┌──
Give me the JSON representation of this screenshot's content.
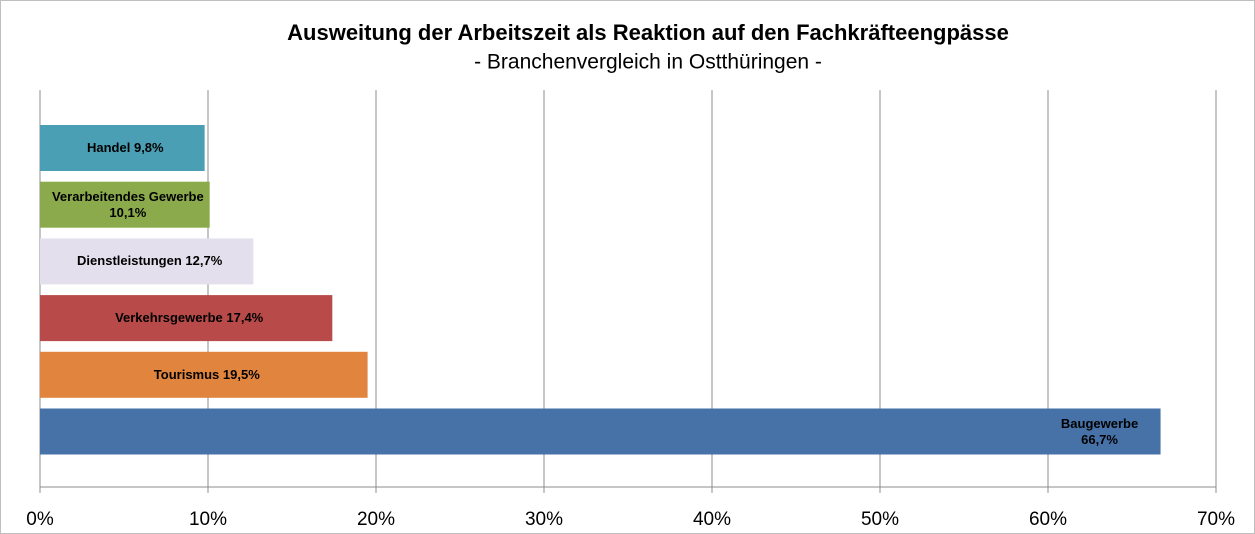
{
  "chart_data": {
    "type": "barh",
    "title": "Ausweitung der Arbeitszeit als Reaktion auf den Fachkräfteengpässe",
    "subtitle": "- Branchenvergleich in Ostthüringen -",
    "categories": [
      "Handel",
      "Verarbeitendes Gewerbe",
      "Dienstleistungen",
      "Verkehrsgewerbe",
      "Tourismus",
      "Baugewerbe"
    ],
    "values": [
      9.8,
      10.1,
      12.7,
      17.4,
      19.5,
      66.7
    ],
    "value_labels": [
      "9,8%",
      "10,1%",
      "12,7%",
      "17,4%",
      "19,5%",
      "66,7%"
    ],
    "colors": [
      "#4a9fb5",
      "#8aaa4c",
      "#e4dfec",
      "#b84a49",
      "#e0843e",
      "#4672a8"
    ],
    "xlim": [
      0,
      70
    ],
    "xticks": [
      {
        "value": 0,
        "label": "0%"
      },
      {
        "value": 10,
        "label": "10%"
      },
      {
        "value": 20,
        "label": "20%"
      },
      {
        "value": 30,
        "label": "30%"
      },
      {
        "value": 40,
        "label": "40%"
      },
      {
        "value": 50,
        "label": "50%"
      },
      {
        "value": 60,
        "label": "60%"
      },
      {
        "value": 70,
        "label": "70%"
      }
    ],
    "grid": true
  }
}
└──
What you will do >> Every line is to be duplicated exactly, though pictures stay out.

Written response >>
Give me the JSON representation of this screenshot's content.
{
  "chart_data": {
    "type": "barh",
    "title": "Ausweitung der Arbeitszeit als Reaktion auf den Fachkräfteengpässe",
    "subtitle": "- Branchenvergleich in Ostthüringen -",
    "categories": [
      "Handel",
      "Verarbeitendes Gewerbe",
      "Dienstleistungen",
      "Verkehrsgewerbe",
      "Tourismus",
      "Baugewerbe"
    ],
    "values": [
      9.8,
      10.1,
      12.7,
      17.4,
      19.5,
      66.7
    ],
    "value_labels": [
      "9,8%",
      "10,1%",
      "12,7%",
      "17,4%",
      "19,5%",
      "66,7%"
    ],
    "colors": [
      "#4a9fb5",
      "#8aaa4c",
      "#e4dfec",
      "#b84a49",
      "#e0843e",
      "#4672a8"
    ],
    "xlim": [
      0,
      70
    ],
    "xticks": [
      {
        "value": 0,
        "label": "0%"
      },
      {
        "value": 10,
        "label": "10%"
      },
      {
        "value": 20,
        "label": "20%"
      },
      {
        "value": 30,
        "label": "30%"
      },
      {
        "value": 40,
        "label": "40%"
      },
      {
        "value": 50,
        "label": "50%"
      },
      {
        "value": 60,
        "label": "60%"
      },
      {
        "value": 70,
        "label": "70%"
      }
    ],
    "grid": true
  }
}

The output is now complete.